Stored dataset items
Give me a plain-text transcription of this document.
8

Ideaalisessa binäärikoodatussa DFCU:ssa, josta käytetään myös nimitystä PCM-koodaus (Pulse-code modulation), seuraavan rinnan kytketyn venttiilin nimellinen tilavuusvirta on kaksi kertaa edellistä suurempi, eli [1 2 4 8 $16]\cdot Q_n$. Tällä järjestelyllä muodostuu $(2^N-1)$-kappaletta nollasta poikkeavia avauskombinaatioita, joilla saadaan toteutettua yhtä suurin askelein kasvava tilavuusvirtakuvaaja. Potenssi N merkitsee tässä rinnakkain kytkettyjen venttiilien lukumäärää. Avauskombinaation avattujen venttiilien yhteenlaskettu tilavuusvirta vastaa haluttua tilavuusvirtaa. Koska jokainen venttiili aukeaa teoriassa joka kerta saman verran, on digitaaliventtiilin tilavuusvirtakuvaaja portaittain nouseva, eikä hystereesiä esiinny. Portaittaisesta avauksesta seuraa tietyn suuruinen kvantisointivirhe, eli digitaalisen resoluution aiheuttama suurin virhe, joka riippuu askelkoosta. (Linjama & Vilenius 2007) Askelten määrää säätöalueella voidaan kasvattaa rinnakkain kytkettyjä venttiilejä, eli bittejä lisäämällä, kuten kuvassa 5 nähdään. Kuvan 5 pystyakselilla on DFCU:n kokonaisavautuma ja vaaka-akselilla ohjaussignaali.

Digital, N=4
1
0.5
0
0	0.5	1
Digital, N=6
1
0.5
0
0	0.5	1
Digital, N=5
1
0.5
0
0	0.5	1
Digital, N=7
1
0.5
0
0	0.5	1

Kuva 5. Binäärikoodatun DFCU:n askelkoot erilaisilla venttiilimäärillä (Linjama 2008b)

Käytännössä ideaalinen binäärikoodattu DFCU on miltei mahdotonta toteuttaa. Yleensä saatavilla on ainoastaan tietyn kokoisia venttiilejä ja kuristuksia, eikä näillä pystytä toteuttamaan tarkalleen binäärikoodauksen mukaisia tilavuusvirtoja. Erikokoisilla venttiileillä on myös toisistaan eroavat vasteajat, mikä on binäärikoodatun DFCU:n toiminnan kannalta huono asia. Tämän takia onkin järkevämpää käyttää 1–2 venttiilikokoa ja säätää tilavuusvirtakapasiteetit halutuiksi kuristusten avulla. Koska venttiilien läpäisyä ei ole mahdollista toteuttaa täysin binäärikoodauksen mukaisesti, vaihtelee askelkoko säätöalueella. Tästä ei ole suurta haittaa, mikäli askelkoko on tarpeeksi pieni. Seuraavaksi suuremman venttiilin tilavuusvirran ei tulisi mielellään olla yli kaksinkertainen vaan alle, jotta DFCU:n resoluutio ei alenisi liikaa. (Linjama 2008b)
---
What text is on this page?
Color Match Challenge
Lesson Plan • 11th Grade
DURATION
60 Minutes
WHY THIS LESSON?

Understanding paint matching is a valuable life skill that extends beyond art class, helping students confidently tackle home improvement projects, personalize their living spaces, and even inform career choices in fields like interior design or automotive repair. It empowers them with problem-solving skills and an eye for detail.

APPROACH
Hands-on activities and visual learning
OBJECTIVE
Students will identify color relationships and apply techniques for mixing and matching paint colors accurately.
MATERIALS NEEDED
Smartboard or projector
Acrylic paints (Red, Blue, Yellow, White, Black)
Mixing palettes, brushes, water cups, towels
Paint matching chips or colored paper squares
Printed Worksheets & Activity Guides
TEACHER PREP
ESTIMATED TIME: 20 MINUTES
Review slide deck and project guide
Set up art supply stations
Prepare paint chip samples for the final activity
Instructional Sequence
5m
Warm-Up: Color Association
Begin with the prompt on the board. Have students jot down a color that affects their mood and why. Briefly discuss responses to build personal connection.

§ Requirement
List all lines above in which the string "Digital" appears.

§ Task response
Digital, N=4
Digital, N=6
Digital, N=5
Digital, N=7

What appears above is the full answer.